**Supplied information**:
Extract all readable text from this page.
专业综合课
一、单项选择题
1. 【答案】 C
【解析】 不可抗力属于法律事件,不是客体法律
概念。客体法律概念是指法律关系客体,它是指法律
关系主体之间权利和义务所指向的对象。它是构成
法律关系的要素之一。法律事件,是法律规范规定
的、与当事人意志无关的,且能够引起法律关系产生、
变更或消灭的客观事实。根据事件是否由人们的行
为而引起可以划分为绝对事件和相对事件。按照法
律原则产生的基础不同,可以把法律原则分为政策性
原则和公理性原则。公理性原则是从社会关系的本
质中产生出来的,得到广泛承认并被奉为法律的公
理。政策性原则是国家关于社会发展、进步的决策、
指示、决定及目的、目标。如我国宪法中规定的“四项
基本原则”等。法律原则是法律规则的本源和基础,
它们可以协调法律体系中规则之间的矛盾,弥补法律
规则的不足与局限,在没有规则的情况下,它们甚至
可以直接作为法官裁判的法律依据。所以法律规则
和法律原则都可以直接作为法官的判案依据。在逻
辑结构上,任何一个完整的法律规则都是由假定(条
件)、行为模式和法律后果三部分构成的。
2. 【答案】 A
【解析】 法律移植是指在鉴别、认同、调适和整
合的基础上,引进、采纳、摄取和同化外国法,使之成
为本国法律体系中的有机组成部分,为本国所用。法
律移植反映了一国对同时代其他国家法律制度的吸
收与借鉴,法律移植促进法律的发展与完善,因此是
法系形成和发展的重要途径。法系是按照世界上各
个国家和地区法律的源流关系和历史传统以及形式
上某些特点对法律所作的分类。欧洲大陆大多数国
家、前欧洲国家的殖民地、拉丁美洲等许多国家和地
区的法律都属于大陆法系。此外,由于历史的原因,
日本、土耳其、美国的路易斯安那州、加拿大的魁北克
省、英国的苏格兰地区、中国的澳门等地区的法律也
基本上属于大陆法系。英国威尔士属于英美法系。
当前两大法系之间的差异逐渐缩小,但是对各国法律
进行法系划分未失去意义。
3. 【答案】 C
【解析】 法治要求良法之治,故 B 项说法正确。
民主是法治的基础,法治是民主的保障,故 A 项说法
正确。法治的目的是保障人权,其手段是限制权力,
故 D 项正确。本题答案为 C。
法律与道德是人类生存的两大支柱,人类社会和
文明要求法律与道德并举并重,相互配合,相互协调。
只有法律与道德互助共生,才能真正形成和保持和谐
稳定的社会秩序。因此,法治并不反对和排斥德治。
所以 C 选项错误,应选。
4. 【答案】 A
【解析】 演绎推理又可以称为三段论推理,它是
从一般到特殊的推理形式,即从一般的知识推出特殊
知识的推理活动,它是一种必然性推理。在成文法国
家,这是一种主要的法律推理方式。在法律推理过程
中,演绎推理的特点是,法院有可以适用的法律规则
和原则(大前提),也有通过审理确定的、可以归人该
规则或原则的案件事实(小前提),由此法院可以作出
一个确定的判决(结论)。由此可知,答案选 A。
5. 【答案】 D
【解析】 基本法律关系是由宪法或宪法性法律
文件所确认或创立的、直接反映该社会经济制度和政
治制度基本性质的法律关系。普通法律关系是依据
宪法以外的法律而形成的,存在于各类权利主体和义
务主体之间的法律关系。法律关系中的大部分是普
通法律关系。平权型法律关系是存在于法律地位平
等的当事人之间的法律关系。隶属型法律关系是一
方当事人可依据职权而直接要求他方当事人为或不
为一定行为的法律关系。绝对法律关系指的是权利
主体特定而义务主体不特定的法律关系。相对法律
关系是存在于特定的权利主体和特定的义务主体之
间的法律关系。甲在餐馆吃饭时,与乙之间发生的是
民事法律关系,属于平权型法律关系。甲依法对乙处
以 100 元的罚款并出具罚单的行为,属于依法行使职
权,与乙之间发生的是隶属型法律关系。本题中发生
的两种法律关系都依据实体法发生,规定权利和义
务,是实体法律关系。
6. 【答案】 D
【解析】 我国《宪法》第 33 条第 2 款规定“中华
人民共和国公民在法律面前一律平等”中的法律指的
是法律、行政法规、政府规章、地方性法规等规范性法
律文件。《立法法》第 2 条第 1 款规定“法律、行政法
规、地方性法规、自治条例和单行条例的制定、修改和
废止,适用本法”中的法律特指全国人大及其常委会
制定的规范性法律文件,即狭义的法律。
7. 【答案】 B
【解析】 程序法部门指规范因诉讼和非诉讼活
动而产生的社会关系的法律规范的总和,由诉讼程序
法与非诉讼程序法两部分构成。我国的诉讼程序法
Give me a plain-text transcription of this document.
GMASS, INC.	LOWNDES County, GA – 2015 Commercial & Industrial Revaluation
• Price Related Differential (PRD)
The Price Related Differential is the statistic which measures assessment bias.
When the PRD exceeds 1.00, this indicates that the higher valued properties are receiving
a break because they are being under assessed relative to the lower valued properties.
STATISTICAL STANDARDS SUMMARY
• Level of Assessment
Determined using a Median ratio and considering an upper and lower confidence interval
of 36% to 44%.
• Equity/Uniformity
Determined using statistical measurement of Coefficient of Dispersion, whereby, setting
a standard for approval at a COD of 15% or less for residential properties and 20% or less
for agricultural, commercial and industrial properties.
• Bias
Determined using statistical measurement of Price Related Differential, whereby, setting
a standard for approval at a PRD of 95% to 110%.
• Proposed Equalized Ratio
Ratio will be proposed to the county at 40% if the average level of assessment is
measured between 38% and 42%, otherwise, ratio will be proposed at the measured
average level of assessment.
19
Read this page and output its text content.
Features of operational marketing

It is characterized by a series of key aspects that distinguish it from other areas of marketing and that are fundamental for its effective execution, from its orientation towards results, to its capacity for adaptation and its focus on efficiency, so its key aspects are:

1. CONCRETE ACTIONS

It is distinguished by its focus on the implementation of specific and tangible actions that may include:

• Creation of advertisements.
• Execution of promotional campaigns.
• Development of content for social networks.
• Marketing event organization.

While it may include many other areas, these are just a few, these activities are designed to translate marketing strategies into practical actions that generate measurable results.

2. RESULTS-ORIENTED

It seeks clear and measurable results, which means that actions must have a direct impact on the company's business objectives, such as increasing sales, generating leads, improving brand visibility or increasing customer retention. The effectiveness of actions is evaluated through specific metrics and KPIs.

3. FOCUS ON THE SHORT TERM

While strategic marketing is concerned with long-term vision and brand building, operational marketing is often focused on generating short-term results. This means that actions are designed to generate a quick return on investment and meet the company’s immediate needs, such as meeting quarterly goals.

**Stated exercise**: Identify each line in the entries with the word "which" and copy it.

**Expected answer**:
The Price Related Differential is the statistic which measures assessment bias.
It seeks clear and measurable results, which means that actions must have a direct impact on the company's business objectives, such as increasing sales, generating leads, improving brand visibility or increasing customer retention. The effectiveness of actions is evaluated through specific metrics and KPIs.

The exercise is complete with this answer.